<<<<

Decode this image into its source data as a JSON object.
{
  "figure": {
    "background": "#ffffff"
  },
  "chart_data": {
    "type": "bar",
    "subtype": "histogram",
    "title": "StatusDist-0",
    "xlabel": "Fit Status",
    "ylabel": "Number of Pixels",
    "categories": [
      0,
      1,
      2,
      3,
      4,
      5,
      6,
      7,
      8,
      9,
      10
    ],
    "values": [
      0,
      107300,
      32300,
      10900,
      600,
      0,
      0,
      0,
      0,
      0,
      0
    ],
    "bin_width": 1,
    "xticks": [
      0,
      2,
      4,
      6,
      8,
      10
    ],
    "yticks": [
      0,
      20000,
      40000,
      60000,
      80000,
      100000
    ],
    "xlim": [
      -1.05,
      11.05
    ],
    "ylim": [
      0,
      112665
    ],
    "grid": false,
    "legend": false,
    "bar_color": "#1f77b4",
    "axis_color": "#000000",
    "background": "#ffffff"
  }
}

>>>>

Directions for this task: Write out every line exactly as it stands.

Correct response:
Decode this image into its source data as a JSON object.
{
  "figure": {
    "background": "#ffffff"
  },
  "chart_data": {
    "type": "bar",
    "subtype": "histogram",
    "title": "StatusDist-0",
    "xlabel": "Fit Status",
    "ylabel": "Number of Pixels",
    "categories": [
      0,
      1,
      2,
      3,
      4,
      5,
      6,
      7,
      8,
      9,
      10
    ],
    "values": [
      0,
      107300,
      32300,
      10900,
      600,
      0,
      0,
      0,
      0,
      0,
      0
    ],
    "bin_width": 1,
    "xticks": [
      0,
      2,
      4,
      6,
      8,
      10
    ],
    "yticks": [
      0,
      20000,
      40000,
      60000,
      80000,
      100000
    ],
    "xlim": [
      -1.05,
      11.05
    ],
    "ylim": [
      0,
      112665
    ],
    "grid": false,
    "legend": false,
    "bar_color": "#1f77b4",
    "axis_color": "#000000",
    "background": "#ffffff"
  }
}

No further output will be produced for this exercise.